[Data items]
============================================================

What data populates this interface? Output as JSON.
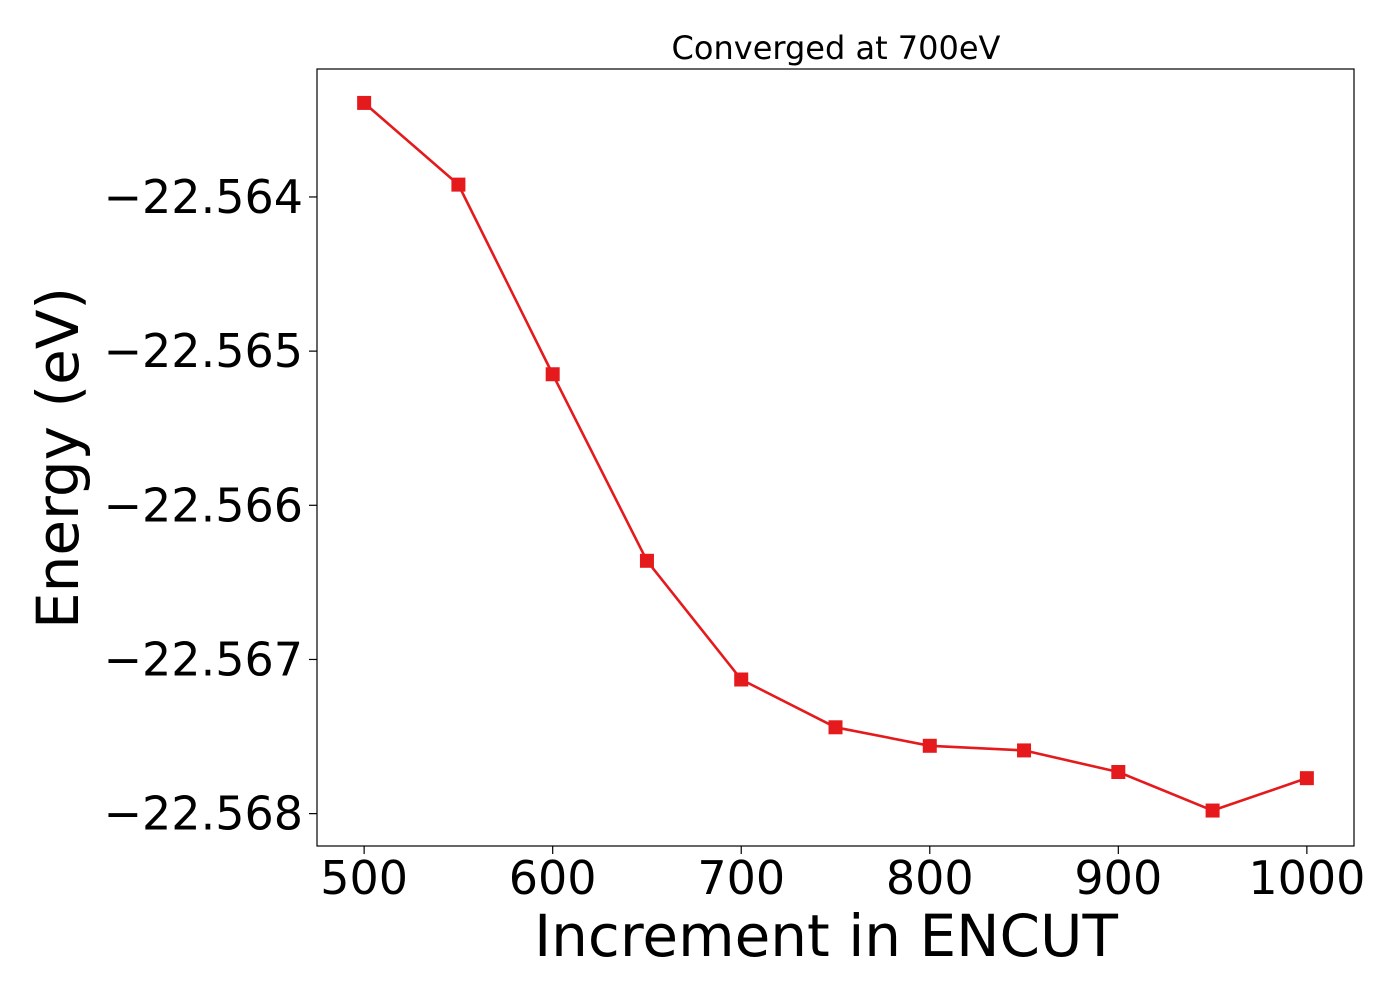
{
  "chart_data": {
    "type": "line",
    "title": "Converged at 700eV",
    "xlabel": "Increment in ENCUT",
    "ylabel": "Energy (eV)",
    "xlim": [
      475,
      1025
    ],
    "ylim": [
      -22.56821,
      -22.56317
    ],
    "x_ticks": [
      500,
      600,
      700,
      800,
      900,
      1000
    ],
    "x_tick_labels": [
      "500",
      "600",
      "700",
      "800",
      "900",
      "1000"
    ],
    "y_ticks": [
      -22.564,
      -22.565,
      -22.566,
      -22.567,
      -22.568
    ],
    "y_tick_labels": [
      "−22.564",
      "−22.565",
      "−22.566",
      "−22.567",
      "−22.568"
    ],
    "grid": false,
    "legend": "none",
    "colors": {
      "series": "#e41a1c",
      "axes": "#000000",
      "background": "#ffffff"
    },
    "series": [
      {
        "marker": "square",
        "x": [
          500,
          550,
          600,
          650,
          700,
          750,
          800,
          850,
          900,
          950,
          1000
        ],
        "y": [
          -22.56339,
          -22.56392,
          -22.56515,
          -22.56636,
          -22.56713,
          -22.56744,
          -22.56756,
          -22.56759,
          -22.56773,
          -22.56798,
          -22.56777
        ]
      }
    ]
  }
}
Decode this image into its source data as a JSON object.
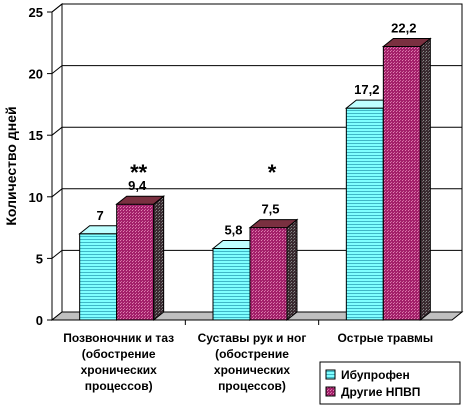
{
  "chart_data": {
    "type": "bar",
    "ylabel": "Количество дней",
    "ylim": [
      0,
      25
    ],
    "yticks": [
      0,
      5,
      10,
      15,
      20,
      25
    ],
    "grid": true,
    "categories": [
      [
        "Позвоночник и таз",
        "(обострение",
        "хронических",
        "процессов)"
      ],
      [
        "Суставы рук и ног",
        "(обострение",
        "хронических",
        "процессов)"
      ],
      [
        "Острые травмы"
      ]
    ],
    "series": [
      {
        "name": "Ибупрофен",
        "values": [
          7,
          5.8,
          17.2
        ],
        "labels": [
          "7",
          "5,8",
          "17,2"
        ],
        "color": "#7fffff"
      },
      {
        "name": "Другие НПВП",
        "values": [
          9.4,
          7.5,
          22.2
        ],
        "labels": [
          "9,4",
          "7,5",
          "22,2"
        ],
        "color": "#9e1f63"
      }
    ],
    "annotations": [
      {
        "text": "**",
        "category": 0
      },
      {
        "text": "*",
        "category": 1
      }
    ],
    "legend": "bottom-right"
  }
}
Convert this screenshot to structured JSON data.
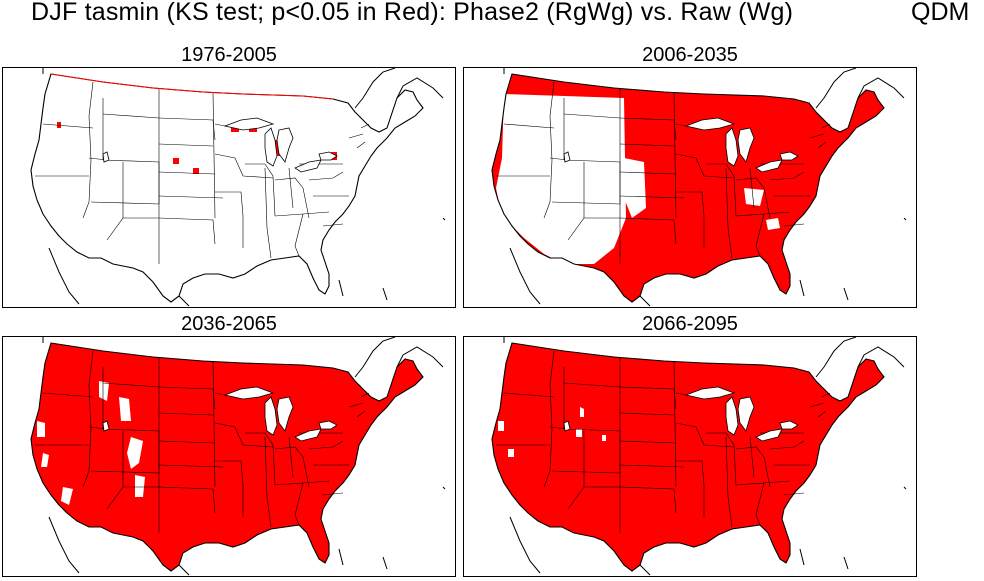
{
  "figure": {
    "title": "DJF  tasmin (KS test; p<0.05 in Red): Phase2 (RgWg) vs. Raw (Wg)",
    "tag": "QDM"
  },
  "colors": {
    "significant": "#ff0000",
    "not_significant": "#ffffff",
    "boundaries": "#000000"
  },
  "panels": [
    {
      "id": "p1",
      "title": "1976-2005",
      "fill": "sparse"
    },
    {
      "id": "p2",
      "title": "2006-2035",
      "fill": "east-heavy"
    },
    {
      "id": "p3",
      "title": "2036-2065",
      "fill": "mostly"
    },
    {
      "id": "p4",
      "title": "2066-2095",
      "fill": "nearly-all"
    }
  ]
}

============================================================

■ What you are asked to do:
Copy out every line of the data that includes "ylabel".

■ Task solution:
    "ylabel": "Energy (eV)",
    "ylabel": "Количество дней",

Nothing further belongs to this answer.